### Problem details
Only the number is wanted: count the lines that contain "this".

(Stored dataset items)
⟨

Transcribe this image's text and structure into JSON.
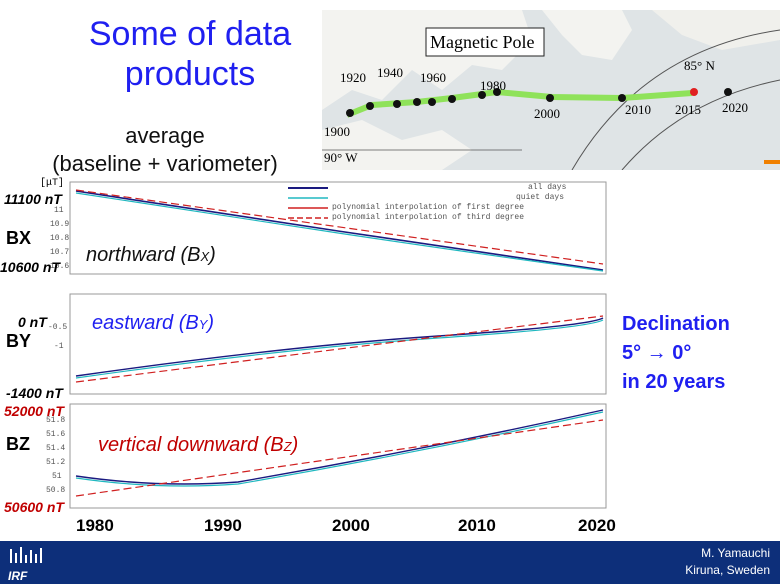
{
  "title_line1": "Some of data",
  "title_line2": "products",
  "subtitle_line1": "average",
  "subtitle_line2": "(baseline + variometer)",
  "map": {
    "label": "Magnetic Pole",
    "years_top": [
      "1920",
      "1940",
      "1960",
      "1980"
    ],
    "year_1900": "1900",
    "year_2000": "2000",
    "year_2010": "2010",
    "year_2015": "2015",
    "year_2020": "2020",
    "lat_label": "85° N",
    "lon_label": "90° W"
  },
  "panels": {
    "unit": "[μT]",
    "bx": {
      "name": "BX",
      "top": "11100 nT",
      "bottom": "10600 nT",
      "component": "northward (B",
      "sub": "X",
      "close": ")",
      "ticks": [
        "11",
        "10.9",
        "10.8",
        "10.7",
        "10.6"
      ]
    },
    "by": {
      "name": "BY",
      "top": "0 nT",
      "bottom": "-1400 nT",
      "component": "eastward (B",
      "sub": "Y",
      "close": ")",
      "ticks": [
        "-0.5",
        "-1"
      ]
    },
    "bz": {
      "name": "BZ",
      "top": "52000 nT",
      "bottom": "50600 nT",
      "component": "vertical downward (B",
      "sub": "Z",
      "close": ")",
      "ticks": [
        "51.8",
        "51.6",
        "51.4",
        "51.2",
        "51",
        "50.8"
      ]
    }
  },
  "legend": [
    "all days",
    "quiet days",
    "polynomial interpolation of first degree",
    "polynomial interpolation of third degree"
  ],
  "x_ticks": [
    "1980",
    "1990",
    "2000",
    "2010",
    "2020"
  ],
  "declination": {
    "line1": "Declination",
    "line2": "5° → 0°",
    "line3": "in 20 years"
  },
  "logo": "IRF",
  "author": {
    "line1": "M. Yamauchi",
    "line2": "Kiruna, Sweden"
  },
  "colors": {
    "title": "#1f1ff0",
    "red": "#c00000",
    "footer": "#0d2f7a",
    "pole_track": "#8fe25a"
  }
}
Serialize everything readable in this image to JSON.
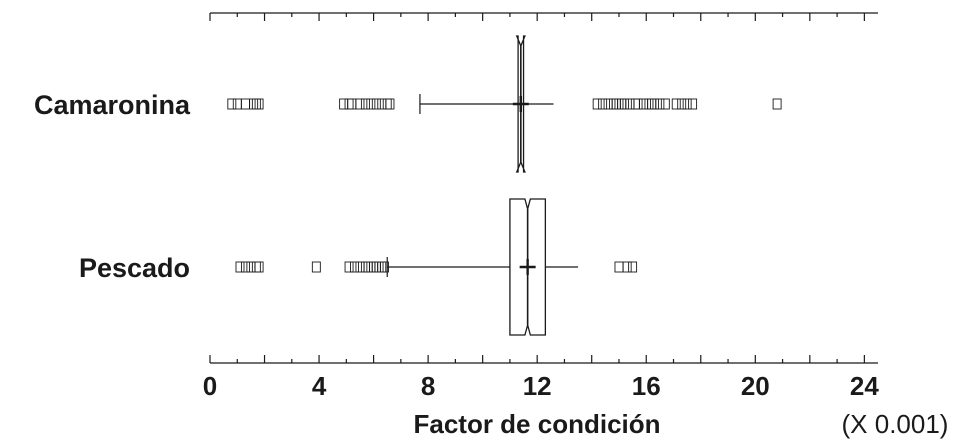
{
  "chart_data": {
    "type": "box",
    "title": "",
    "xlabel": "Factor de condición",
    "x_scale_note": "(X 0.001)",
    "xlim": [
      0,
      24.5
    ],
    "x_ticks": [
      0,
      4,
      8,
      12,
      16,
      20,
      24
    ],
    "x_tick_labels": [
      "0",
      "4",
      "8",
      "12",
      "16",
      "20",
      "24"
    ],
    "orientation": "horizontal",
    "notched": true,
    "series": [
      {
        "name": "Camaronina",
        "q1": 11.3,
        "median": 11.4,
        "q3": 11.5,
        "notch_low": 11.25,
        "notch_high": 11.55,
        "mean": 11.4,
        "whisker_low": 7.7,
        "whisker_high": 12.6,
        "outliers": [
          0.8,
          1.0,
          1.3,
          1.6,
          1.7,
          1.8,
          4.9,
          5.1,
          5.2,
          5.5,
          5.7,
          5.9,
          6.1,
          6.3,
          6.5,
          6.6,
          14.2,
          14.4,
          14.6,
          14.8,
          14.9,
          15.0,
          15.1,
          15.2,
          15.4,
          15.6,
          15.7,
          15.9,
          16.1,
          16.2,
          16.3,
          16.5,
          16.7,
          17.1,
          17.3,
          17.5,
          17.7,
          20.8
        ]
      },
      {
        "name": "Pescado",
        "q1": 11.0,
        "median": 11.65,
        "q3": 12.3,
        "notch_low": 11.55,
        "notch_high": 11.75,
        "mean": 11.65,
        "whisker_low": 6.5,
        "whisker_high": 13.5,
        "outliers": [
          1.1,
          1.3,
          1.5,
          1.7,
          1.8,
          3.9,
          5.1,
          5.3,
          5.5,
          5.7,
          5.8,
          5.9,
          6.0,
          6.1,
          6.2,
          6.3,
          6.4,
          15.0,
          15.3,
          15.5
        ]
      }
    ]
  }
}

⟩

### The response
2